- _Saved data entries_:

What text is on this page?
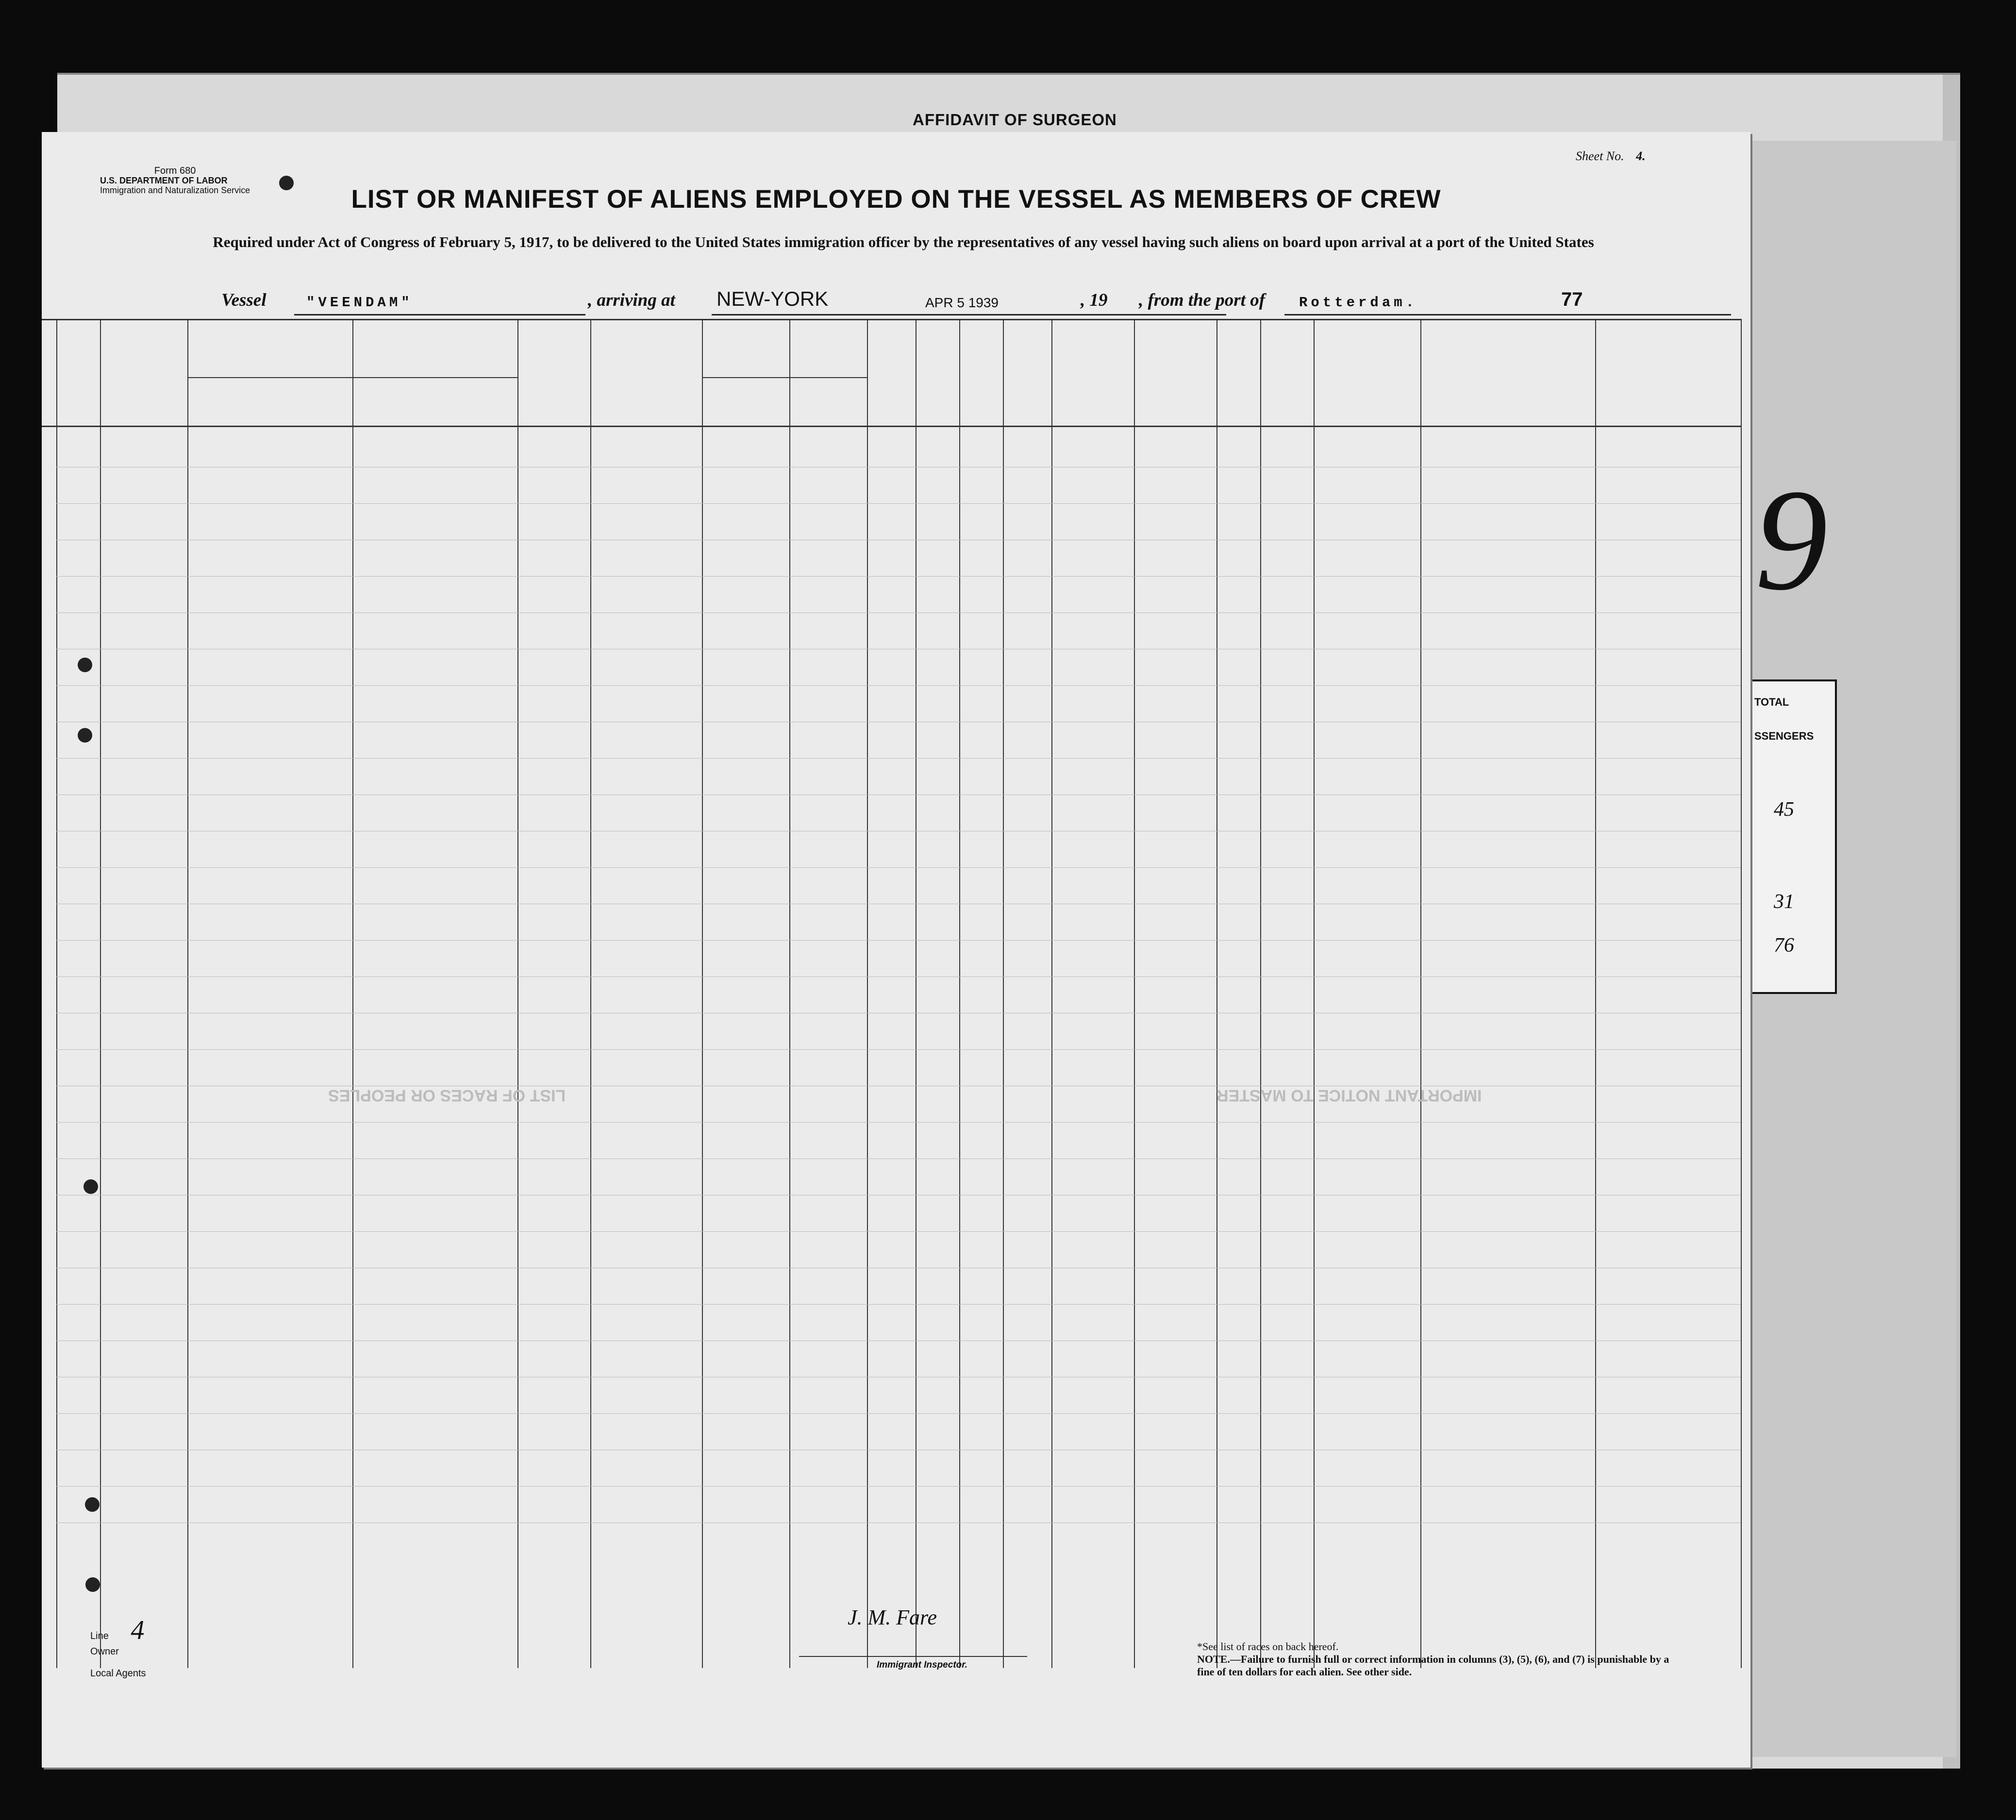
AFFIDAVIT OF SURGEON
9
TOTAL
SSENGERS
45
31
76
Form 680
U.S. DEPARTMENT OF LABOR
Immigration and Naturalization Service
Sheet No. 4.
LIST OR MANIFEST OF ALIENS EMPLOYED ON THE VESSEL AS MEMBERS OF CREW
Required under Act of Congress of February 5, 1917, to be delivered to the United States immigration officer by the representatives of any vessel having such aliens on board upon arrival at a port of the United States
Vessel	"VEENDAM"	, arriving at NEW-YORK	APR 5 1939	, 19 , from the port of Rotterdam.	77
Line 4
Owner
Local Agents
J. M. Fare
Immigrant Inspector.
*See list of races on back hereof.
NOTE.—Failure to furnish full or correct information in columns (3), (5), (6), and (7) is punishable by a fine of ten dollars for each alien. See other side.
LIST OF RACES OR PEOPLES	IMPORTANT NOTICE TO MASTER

- _What the task asks_: Keep the pictures out of the copy and write out the data exactly as it stands.

- _Task response_:
What text is on this page?
AFFIDAVIT OF SURGEON
9
TOTAL
SSENGERS
45
31
76
Form 680
U.S. DEPARTMENT OF LABOR
Immigration and Naturalization Service
Sheet No. 4.
LIST OR MANIFEST OF ALIENS EMPLOYED ON THE VESSEL AS MEMBERS OF CREW
Required under Act of Congress of February 5, 1917, to be delivered to the United States immigration officer by the representatives of any vessel having such aliens on board upon arrival at a port of the United States
Vessel	"VEENDAM"	, arriving at NEW-YORK	APR 5 1939	, 19 , from the port of Rotterdam.	77
Line 4
Owner
Local Agents
J. M. Fare
Immigrant Inspector.
*See list of races on back hereof.
NOTE.—Failure to furnish full or correct information in columns (3), (5), (6), and (7) is punishable by a fine of ten dollars for each alien. See other side.
LIST OF RACES OR PEOPLES	IMPORTANT NOTICE TO MASTER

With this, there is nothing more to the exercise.